## STATED PROBLEM
Show each line from the listing that includes the word "JSON".

## A run of records
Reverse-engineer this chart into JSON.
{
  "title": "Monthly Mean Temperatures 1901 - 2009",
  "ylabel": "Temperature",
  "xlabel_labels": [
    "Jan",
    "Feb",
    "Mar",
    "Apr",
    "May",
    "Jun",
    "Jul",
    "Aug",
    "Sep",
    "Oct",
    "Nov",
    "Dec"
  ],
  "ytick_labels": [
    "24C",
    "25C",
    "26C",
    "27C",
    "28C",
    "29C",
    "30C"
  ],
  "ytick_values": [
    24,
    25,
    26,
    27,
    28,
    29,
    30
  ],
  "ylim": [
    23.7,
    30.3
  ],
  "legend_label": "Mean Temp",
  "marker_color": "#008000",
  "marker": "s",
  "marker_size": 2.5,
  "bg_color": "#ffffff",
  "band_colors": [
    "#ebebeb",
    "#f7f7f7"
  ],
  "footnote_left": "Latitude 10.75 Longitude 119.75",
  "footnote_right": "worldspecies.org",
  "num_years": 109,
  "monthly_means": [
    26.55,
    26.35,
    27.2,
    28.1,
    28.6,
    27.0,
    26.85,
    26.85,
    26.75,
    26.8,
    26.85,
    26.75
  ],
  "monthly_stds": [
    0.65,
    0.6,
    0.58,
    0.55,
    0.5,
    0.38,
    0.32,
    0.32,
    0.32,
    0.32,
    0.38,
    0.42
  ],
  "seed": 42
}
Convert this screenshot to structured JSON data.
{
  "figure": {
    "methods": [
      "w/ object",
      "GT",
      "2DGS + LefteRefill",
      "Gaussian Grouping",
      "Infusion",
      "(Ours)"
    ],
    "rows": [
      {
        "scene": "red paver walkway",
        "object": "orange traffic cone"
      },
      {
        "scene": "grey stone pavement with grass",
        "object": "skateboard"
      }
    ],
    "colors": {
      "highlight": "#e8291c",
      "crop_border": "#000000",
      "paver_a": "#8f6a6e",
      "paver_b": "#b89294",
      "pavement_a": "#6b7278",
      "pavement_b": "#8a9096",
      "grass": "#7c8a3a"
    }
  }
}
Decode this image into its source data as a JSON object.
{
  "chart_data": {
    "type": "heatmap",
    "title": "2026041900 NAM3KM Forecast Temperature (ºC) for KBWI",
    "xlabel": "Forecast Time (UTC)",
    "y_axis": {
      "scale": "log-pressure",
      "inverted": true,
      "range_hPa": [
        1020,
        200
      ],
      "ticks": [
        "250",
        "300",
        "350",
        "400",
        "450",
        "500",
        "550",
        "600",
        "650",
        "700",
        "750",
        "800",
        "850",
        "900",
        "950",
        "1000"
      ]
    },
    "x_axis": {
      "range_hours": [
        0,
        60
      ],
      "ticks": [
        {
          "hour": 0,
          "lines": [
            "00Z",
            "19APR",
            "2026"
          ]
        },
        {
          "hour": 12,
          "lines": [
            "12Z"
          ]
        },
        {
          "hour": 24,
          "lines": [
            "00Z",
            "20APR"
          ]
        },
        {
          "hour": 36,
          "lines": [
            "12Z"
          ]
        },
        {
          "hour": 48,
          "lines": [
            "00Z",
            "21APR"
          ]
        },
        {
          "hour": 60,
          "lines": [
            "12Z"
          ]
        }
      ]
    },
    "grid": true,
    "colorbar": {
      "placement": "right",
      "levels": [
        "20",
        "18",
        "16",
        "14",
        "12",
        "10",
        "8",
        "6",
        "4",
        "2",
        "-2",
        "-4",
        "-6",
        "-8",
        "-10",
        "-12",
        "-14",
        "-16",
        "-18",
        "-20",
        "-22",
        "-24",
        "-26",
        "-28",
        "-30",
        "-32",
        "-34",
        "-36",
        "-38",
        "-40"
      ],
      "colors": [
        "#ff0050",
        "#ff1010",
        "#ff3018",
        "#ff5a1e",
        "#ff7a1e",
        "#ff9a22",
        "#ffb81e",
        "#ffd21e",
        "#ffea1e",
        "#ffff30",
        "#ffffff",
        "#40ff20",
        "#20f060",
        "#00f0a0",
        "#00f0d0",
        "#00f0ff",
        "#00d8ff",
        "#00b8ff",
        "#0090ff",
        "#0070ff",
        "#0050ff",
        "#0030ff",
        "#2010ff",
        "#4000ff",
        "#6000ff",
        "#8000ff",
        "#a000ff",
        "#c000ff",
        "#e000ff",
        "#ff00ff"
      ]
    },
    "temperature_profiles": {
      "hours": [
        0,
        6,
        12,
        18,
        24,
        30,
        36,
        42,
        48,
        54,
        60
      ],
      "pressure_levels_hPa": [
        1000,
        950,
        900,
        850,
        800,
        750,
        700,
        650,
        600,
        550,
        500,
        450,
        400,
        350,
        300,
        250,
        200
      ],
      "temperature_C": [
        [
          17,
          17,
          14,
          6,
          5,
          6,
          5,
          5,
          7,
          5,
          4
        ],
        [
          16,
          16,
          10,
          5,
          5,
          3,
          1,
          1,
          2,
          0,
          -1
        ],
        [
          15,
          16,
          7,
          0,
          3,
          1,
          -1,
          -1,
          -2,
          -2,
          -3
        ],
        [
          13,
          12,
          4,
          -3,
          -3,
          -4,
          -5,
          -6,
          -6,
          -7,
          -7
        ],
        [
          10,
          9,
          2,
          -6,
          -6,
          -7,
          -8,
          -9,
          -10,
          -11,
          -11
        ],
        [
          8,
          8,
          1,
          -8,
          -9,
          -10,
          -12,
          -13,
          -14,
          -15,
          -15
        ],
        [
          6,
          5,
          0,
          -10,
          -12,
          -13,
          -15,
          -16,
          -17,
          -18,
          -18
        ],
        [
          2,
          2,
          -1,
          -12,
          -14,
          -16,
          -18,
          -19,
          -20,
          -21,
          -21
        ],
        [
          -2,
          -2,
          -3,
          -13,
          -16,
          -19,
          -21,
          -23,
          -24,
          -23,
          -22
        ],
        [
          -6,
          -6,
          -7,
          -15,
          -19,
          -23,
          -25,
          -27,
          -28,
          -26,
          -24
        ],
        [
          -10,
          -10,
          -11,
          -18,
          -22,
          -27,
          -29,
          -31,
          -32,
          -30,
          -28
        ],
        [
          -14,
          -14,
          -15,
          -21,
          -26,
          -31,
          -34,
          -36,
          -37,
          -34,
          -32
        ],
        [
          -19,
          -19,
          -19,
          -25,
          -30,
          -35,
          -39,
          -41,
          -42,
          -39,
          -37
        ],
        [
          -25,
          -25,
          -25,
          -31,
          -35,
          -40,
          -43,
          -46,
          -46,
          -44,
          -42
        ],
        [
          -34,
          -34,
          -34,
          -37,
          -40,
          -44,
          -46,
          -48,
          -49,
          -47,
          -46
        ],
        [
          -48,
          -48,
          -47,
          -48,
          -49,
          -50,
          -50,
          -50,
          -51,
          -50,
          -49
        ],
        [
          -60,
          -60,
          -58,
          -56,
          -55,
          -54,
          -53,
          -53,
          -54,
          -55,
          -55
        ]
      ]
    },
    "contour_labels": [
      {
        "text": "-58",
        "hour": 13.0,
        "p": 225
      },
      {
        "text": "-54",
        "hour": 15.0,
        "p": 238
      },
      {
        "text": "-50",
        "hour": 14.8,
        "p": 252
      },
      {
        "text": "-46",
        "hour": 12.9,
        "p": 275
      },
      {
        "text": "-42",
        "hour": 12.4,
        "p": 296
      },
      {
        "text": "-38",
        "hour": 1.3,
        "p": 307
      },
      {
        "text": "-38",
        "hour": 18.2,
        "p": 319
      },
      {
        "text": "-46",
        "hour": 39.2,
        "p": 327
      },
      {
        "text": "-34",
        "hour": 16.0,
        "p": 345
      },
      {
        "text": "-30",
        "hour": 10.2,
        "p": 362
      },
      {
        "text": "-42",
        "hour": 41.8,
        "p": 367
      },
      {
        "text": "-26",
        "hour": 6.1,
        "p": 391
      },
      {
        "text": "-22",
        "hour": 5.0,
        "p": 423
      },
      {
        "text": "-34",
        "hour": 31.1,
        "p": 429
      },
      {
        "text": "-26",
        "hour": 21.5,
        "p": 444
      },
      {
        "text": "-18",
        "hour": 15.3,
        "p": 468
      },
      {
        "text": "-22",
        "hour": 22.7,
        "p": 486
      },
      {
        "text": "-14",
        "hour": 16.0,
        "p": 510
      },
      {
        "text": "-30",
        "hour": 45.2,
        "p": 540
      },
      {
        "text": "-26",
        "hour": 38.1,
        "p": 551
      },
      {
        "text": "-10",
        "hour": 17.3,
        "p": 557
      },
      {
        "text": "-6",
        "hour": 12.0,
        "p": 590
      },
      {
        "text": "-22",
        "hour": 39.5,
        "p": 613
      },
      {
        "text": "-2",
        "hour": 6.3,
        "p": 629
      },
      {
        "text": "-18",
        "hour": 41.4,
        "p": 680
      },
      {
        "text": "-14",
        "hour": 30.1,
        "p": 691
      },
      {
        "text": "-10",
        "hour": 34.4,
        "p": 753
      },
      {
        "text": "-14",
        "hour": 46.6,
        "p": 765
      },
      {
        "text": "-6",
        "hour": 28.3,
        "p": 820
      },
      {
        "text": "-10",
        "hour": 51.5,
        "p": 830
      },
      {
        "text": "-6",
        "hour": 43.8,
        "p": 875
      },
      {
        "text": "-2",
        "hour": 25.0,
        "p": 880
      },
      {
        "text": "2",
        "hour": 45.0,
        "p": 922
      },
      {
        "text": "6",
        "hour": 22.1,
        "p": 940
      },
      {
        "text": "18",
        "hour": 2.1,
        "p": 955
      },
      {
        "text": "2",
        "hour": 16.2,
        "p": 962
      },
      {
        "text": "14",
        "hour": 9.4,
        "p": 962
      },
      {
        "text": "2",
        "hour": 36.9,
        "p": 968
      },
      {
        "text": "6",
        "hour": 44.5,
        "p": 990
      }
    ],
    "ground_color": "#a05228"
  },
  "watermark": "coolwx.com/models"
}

## CORRECT RESULT
Reverse-engineer this chart into JSON.
Convert this screenshot to structured JSON data.
Decode this image into its source data as a JSON object.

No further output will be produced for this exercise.